>> begin DATA SUPPLIED
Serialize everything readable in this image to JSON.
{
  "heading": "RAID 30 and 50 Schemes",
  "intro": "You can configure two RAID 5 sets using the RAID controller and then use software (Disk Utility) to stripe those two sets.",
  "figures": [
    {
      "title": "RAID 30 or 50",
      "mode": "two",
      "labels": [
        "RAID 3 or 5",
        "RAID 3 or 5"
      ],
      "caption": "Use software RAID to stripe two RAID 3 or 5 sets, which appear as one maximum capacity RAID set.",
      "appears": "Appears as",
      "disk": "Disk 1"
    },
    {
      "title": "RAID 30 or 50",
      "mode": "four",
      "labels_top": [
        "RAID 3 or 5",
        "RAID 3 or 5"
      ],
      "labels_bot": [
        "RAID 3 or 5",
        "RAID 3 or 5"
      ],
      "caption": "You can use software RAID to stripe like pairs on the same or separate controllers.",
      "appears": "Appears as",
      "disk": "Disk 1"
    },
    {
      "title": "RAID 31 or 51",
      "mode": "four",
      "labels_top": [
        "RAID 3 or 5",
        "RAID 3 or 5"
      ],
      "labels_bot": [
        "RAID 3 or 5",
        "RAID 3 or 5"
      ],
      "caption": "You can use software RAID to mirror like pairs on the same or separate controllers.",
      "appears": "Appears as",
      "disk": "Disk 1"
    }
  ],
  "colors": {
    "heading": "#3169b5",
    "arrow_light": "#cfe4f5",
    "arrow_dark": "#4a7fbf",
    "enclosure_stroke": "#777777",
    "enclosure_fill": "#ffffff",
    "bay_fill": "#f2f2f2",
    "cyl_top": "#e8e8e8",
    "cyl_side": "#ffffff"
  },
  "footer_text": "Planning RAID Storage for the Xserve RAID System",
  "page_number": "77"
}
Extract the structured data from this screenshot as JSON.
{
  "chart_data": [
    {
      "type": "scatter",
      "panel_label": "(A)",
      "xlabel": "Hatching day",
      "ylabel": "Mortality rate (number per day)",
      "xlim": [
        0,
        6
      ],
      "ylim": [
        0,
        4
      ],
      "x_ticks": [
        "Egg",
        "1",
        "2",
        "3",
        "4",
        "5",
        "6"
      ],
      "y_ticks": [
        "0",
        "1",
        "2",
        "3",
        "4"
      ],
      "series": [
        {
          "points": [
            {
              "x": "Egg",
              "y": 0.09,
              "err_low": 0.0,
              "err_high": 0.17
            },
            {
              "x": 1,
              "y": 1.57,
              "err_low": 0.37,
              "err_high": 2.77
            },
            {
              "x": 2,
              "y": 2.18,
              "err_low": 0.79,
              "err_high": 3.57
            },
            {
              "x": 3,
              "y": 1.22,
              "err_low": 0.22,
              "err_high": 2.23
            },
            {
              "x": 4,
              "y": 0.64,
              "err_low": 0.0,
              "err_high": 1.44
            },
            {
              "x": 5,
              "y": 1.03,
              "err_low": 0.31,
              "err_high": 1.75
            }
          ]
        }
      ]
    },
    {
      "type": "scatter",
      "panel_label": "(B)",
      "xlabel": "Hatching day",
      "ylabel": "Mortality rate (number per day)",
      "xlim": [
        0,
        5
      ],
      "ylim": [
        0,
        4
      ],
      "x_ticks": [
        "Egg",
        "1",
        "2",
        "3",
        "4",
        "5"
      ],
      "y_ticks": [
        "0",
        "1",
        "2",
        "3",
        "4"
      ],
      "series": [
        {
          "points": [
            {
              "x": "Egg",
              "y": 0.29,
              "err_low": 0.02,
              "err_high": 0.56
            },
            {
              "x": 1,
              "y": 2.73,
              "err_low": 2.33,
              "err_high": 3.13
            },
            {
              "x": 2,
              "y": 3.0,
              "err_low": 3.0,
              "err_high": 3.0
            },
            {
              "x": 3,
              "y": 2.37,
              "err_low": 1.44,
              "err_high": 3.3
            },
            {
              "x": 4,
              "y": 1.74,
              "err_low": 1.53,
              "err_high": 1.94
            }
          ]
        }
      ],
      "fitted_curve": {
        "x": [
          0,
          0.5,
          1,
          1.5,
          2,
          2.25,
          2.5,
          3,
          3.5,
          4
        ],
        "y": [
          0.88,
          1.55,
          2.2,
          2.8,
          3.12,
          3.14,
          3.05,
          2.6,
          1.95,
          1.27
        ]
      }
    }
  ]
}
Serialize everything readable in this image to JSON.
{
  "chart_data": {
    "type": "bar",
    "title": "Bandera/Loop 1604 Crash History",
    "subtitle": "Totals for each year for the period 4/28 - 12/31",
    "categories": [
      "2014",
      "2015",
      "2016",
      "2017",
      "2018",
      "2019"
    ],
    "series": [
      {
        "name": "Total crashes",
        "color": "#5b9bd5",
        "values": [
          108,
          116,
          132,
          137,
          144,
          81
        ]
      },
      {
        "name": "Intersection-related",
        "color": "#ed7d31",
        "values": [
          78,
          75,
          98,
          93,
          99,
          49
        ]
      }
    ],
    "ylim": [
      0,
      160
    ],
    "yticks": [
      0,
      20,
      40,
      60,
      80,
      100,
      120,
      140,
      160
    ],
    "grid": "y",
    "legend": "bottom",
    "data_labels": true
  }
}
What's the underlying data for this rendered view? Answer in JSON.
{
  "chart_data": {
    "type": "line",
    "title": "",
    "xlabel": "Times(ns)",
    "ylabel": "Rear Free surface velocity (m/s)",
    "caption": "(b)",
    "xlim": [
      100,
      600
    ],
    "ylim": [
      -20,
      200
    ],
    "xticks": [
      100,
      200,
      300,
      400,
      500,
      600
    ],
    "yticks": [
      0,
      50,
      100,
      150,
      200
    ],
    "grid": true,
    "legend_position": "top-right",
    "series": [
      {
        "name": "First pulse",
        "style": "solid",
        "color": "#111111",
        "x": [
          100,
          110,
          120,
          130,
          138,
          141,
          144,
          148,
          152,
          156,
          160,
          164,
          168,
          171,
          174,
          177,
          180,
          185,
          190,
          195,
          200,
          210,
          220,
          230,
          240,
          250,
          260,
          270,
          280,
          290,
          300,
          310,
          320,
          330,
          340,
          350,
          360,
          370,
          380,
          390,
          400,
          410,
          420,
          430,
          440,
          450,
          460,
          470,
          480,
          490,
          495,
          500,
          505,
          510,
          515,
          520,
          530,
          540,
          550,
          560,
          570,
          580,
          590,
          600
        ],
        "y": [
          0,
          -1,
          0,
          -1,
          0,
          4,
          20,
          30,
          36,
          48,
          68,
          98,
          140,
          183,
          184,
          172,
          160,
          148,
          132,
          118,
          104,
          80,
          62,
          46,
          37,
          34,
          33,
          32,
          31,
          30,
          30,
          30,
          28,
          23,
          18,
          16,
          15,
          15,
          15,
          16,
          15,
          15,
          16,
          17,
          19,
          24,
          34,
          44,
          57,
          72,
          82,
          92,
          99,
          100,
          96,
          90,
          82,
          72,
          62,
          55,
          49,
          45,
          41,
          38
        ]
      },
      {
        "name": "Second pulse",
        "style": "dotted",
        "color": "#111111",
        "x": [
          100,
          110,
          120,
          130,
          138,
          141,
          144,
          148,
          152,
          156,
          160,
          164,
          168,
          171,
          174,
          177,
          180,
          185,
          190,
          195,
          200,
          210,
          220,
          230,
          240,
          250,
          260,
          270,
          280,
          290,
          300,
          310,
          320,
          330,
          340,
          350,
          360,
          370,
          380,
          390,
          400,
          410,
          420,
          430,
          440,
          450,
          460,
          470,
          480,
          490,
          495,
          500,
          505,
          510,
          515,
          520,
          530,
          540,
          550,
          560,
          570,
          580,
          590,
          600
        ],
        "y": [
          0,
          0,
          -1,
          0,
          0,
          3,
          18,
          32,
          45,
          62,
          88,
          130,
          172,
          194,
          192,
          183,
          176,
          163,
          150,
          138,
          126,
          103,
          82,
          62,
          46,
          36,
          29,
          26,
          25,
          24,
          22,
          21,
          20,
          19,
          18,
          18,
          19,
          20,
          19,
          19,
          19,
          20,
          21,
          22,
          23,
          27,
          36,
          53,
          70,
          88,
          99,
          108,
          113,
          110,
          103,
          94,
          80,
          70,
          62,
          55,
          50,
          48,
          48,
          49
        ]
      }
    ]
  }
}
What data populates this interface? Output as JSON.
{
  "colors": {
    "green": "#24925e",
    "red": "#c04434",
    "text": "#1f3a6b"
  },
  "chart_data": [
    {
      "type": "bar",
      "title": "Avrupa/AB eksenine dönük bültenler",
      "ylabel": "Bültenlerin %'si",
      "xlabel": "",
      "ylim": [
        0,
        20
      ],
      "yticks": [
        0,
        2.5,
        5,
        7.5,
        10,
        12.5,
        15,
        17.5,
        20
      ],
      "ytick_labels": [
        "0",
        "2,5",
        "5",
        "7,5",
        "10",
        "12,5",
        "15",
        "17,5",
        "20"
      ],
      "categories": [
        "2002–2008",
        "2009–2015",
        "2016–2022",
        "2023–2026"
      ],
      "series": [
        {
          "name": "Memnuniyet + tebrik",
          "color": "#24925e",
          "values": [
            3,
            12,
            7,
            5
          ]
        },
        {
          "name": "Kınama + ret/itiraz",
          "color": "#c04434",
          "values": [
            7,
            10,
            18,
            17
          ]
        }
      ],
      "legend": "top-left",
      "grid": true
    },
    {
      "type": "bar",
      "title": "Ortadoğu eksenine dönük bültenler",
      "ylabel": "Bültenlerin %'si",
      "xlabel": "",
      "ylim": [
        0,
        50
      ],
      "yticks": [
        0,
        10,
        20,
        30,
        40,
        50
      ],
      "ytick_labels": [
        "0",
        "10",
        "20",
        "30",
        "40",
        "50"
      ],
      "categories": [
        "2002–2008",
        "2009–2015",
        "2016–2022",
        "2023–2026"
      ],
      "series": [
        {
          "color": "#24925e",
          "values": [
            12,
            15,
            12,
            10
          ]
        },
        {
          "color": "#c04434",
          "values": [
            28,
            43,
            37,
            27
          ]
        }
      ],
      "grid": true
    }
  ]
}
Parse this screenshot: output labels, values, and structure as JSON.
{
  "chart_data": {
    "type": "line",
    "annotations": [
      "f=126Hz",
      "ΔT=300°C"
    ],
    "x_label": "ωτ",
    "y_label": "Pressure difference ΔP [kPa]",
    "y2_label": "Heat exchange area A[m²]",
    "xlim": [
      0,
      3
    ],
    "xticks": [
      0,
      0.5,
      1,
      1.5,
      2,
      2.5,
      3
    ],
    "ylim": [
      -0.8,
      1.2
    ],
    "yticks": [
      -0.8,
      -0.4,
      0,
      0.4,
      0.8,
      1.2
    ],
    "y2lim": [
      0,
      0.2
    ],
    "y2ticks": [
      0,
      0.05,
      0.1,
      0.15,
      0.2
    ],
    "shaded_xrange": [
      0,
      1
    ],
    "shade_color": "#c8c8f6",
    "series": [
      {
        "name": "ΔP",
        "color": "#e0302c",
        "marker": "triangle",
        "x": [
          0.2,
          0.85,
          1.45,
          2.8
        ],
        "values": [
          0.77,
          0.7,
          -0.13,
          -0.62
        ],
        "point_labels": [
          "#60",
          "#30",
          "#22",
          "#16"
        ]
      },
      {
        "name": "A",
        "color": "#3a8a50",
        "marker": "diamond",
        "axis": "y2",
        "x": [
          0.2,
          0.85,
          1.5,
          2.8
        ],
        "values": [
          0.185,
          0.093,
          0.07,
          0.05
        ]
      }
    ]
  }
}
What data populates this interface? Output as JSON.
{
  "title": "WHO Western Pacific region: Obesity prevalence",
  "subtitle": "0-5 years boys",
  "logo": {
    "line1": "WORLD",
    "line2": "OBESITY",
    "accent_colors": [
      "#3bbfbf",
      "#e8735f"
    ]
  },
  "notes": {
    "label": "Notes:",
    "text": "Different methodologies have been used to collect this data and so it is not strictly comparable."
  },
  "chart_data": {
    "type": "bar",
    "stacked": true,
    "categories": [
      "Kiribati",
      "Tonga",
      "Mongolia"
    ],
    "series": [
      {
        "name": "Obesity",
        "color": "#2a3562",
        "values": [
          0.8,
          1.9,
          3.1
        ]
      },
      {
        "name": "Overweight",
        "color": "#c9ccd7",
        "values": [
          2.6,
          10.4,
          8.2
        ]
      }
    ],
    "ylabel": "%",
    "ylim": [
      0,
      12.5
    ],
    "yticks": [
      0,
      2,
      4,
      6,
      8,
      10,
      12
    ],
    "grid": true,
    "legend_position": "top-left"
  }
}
>> end DATA SUPPLIED
» YOUR TASK
Copy each line above containing the string "ffffff".

» THE RESULT
    "enclosure_fill": "#ffffff",
    "cyl_side": "#ffffff"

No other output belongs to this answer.